■ REQUIRED WORK
Wherever a line in the data below holds "изменений", copy that line.

■ TASK INPUTS
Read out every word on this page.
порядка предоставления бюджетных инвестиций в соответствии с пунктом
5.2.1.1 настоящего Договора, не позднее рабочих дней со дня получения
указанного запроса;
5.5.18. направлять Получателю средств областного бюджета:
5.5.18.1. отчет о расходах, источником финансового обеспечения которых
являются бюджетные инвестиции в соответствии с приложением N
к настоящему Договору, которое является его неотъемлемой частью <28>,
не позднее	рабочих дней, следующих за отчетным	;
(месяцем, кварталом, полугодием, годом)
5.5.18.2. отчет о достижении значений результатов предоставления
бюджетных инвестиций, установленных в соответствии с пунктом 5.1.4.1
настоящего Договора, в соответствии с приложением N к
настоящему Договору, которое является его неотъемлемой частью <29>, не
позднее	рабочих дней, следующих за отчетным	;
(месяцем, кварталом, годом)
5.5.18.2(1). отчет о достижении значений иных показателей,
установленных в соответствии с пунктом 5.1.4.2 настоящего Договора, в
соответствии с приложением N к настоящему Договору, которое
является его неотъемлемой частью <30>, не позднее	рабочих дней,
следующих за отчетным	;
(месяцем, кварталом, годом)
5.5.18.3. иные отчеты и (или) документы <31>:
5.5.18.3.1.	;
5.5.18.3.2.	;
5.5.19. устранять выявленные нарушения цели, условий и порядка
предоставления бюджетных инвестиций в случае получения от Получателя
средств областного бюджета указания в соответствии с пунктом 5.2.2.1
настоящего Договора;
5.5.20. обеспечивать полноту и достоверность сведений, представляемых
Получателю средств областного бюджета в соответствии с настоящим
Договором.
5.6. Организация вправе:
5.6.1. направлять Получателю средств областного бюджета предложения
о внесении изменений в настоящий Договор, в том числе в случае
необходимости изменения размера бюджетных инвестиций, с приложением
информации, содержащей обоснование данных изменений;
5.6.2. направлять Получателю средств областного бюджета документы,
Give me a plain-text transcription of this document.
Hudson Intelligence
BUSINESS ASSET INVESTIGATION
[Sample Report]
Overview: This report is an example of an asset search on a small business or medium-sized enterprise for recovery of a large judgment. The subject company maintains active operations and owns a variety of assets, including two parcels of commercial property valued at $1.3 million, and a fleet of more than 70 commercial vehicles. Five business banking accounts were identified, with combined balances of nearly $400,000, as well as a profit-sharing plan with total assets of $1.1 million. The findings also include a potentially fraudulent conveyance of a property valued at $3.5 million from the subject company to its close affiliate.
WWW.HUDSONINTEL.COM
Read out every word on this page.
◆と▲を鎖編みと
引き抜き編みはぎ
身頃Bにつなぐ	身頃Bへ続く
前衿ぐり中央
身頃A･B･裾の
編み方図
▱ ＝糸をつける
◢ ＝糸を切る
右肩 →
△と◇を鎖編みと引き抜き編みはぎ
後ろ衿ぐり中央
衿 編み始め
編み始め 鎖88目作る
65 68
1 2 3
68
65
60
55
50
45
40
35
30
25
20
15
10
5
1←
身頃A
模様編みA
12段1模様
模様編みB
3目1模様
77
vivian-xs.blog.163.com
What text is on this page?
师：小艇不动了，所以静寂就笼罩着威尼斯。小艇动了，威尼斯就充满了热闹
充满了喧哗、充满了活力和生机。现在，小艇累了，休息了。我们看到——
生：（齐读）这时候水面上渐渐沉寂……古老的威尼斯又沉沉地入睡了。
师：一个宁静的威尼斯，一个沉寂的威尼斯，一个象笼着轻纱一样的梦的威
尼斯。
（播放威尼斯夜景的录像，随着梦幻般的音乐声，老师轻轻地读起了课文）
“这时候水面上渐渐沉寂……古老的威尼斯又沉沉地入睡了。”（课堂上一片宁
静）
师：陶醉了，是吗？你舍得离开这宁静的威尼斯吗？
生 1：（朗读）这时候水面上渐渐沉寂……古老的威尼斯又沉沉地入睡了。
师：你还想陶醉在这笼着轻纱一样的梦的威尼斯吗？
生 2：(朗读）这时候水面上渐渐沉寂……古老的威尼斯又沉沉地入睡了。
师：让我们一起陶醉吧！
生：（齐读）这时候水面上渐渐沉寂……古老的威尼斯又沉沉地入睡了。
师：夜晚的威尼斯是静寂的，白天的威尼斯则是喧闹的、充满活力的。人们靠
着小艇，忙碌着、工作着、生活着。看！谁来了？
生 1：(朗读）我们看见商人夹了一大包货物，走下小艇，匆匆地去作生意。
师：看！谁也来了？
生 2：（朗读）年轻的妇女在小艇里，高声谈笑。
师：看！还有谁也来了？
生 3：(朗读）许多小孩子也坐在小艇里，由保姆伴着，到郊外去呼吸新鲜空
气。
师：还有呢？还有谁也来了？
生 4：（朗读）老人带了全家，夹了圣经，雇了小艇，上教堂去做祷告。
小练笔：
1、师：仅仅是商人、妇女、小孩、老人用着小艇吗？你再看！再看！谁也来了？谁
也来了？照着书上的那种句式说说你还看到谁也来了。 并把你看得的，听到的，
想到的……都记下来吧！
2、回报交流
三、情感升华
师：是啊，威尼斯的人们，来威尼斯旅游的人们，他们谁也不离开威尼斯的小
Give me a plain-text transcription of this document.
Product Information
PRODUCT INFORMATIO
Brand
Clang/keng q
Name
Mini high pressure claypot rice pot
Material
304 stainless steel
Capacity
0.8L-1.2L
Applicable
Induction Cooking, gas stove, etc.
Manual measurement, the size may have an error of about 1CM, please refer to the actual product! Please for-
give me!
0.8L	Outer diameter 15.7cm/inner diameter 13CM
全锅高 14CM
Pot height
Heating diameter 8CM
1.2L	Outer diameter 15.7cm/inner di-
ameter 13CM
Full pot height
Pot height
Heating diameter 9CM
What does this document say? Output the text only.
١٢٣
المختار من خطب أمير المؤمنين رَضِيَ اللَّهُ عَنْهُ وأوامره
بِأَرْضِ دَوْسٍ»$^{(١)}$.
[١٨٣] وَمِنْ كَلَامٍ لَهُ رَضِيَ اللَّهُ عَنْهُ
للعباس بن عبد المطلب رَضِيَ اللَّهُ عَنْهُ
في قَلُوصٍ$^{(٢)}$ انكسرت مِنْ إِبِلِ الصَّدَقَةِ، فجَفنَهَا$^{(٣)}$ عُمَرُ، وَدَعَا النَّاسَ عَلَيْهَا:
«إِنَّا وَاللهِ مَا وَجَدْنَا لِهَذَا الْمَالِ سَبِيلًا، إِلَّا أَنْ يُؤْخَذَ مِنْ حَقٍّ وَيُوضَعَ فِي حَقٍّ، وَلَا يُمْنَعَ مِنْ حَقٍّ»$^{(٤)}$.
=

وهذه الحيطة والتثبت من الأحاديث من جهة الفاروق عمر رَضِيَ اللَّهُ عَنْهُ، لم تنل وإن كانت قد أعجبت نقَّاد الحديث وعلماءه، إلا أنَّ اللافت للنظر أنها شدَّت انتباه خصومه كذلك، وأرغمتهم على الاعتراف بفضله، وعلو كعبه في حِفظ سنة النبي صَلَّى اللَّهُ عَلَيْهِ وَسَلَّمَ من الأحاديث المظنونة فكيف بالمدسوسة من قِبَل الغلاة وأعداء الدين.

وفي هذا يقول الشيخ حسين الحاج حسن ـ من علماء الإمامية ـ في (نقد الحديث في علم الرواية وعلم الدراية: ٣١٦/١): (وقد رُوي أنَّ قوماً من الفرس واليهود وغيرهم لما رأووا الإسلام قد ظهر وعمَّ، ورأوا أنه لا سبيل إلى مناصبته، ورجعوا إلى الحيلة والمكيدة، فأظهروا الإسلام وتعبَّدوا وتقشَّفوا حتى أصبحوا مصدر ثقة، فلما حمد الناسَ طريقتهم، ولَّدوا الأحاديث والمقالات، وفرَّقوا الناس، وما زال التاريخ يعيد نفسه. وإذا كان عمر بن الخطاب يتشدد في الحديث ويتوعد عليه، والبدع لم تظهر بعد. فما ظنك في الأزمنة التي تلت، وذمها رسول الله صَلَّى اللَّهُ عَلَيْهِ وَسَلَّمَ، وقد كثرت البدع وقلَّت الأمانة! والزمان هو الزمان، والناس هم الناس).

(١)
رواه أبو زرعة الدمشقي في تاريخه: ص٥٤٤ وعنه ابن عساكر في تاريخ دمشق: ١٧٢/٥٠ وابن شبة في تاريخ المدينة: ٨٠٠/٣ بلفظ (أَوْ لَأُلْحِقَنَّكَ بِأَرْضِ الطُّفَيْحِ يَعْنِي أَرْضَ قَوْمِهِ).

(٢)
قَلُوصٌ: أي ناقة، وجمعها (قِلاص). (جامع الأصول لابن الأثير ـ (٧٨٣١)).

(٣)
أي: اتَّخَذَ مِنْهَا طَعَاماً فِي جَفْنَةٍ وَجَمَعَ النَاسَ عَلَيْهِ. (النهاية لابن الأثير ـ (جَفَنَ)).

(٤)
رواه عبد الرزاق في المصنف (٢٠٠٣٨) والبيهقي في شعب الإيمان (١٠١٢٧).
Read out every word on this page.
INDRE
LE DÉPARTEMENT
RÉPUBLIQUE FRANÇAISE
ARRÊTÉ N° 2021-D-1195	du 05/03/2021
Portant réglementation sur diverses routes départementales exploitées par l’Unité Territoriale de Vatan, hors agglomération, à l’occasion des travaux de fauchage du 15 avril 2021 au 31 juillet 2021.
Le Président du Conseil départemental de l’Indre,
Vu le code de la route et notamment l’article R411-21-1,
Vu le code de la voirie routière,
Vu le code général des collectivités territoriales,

■ THE RESULT
о внесении изменений в настоящий Договор, в том числе в случае
информации, содержащей обоснование данных изменений;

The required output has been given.